Layout region records
▼
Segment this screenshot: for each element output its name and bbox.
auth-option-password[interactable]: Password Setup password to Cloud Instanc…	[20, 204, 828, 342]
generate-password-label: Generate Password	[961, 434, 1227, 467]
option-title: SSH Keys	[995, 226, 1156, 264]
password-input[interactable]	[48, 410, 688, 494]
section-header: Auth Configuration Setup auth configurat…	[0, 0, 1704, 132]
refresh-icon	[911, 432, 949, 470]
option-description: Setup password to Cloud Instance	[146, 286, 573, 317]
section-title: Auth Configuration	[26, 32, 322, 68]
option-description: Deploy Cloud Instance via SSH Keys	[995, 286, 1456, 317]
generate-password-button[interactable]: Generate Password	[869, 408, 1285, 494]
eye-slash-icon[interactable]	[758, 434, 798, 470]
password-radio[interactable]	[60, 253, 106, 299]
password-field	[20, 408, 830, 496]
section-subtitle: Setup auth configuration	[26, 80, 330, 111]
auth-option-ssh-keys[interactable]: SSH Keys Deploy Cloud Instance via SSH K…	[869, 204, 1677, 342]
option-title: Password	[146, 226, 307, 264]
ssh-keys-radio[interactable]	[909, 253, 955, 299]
▲
Given exercise ::
Count the lines in the listing above that contain the string "section", treating uppercase and lowercase as different. Reply with only the number.

Response to this exercise ::
3